- **Data entries for graphics**
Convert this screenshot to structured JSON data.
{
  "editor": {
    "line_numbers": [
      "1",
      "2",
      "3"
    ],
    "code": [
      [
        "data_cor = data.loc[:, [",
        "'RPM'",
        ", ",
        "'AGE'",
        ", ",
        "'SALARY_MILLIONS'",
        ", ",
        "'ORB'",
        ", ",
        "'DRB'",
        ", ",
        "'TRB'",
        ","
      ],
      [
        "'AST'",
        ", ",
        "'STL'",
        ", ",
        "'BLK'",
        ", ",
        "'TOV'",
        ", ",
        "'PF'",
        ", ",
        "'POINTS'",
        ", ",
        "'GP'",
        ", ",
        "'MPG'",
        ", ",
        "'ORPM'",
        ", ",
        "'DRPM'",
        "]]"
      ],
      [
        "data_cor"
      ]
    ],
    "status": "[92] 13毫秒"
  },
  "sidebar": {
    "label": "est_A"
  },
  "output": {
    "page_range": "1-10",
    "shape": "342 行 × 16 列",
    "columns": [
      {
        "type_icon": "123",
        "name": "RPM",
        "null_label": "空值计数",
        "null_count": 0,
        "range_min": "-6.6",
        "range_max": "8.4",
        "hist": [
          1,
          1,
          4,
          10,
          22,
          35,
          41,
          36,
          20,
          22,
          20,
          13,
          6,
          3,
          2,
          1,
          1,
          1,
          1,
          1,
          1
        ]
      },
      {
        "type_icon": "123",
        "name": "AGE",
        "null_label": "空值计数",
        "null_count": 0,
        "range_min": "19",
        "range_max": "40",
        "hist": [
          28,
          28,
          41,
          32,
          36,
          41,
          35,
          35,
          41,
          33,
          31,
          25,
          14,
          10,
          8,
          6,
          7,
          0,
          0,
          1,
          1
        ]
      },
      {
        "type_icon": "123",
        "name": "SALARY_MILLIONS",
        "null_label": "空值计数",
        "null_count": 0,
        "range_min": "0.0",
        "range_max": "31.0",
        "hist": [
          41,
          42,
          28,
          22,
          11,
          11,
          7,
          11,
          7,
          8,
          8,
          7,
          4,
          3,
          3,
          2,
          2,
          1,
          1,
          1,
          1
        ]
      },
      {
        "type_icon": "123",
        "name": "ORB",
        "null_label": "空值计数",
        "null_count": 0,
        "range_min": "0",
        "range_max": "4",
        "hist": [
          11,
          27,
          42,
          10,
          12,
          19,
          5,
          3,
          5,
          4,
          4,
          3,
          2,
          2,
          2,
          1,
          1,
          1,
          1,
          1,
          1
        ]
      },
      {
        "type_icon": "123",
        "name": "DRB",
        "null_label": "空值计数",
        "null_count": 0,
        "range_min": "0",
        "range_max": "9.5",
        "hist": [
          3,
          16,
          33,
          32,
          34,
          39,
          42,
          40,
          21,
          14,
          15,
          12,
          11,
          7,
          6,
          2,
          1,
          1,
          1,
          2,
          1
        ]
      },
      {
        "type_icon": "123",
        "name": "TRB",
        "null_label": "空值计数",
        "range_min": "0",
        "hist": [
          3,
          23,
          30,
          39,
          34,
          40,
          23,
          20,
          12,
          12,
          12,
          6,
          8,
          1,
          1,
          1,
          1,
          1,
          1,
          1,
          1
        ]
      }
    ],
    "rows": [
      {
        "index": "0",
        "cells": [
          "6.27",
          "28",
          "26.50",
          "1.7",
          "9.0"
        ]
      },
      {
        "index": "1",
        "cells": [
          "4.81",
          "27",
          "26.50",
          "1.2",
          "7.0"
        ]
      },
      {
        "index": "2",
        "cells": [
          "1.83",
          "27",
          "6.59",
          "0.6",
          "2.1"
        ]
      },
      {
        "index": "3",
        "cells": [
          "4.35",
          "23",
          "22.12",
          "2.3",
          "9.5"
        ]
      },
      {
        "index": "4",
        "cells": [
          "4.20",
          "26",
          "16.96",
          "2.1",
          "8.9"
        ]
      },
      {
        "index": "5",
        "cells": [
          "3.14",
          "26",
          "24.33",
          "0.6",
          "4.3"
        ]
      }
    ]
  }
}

- **The request**
Using the records above, list each line that includes "index".

- **Task response**
        "index": "0",
        "index": "1",
        "index": "2",
        "index": "3",
        "index": "4",
        "index": "5",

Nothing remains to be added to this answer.